## DATA EXTRACT
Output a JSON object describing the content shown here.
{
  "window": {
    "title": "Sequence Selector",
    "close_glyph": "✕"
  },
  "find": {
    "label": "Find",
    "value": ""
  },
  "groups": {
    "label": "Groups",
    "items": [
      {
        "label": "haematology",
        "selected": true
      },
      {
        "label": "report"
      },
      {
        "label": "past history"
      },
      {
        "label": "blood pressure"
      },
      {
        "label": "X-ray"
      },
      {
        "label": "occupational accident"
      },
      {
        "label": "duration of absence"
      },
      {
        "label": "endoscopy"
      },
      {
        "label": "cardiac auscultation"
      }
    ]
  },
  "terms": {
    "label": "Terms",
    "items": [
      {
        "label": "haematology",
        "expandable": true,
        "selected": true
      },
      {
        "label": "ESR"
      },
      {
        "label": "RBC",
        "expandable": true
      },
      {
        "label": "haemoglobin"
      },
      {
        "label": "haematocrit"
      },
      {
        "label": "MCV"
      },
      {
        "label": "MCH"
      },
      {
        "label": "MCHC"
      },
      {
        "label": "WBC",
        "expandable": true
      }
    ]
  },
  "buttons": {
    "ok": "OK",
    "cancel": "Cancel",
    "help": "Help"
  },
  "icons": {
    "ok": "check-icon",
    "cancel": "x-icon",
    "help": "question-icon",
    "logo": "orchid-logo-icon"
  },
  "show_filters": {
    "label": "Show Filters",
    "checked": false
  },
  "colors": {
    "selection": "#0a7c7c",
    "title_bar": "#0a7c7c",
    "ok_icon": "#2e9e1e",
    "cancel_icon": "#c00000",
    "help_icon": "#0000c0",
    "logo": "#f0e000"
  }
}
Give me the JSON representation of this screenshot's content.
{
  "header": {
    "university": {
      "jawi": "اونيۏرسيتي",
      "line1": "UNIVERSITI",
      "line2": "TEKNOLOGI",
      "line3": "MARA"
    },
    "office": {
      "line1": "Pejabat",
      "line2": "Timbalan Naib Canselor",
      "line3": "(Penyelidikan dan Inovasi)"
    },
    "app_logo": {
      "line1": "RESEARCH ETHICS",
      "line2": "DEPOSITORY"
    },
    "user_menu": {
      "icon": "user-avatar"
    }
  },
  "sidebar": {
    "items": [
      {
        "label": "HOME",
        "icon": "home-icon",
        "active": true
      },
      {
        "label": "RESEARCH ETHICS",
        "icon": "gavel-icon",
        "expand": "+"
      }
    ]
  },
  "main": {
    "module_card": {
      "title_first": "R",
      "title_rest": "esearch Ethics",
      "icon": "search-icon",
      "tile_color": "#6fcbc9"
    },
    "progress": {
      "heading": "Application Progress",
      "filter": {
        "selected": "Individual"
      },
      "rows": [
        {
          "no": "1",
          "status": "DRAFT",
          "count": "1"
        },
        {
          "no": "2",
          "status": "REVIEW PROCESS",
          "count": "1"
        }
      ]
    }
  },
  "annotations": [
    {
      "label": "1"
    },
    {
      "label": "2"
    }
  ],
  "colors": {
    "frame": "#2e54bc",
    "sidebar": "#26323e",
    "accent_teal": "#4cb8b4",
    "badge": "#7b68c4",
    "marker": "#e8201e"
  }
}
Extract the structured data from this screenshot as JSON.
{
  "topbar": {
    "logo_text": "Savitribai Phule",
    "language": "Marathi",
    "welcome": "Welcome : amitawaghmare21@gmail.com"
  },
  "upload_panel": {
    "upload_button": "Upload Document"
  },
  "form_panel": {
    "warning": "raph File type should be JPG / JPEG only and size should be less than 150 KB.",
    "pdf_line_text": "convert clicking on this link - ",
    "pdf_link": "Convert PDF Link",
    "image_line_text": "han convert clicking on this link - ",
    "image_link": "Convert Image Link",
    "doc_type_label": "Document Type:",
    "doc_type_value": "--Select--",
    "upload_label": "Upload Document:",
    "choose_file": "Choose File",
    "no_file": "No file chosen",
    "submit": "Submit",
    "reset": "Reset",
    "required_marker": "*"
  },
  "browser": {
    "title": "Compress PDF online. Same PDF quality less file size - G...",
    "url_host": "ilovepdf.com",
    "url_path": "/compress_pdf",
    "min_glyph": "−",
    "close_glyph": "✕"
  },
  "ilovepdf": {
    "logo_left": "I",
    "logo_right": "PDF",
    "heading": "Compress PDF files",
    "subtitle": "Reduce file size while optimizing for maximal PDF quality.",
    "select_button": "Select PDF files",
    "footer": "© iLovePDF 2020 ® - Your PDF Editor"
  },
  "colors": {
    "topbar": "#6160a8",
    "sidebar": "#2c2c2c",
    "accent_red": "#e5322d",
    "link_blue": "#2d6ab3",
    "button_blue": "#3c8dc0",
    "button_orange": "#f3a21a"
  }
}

## THE REQUEST
State how many lines of the listing above hold the word "Document", with nothing but the number.

## CORRECT RESULT
3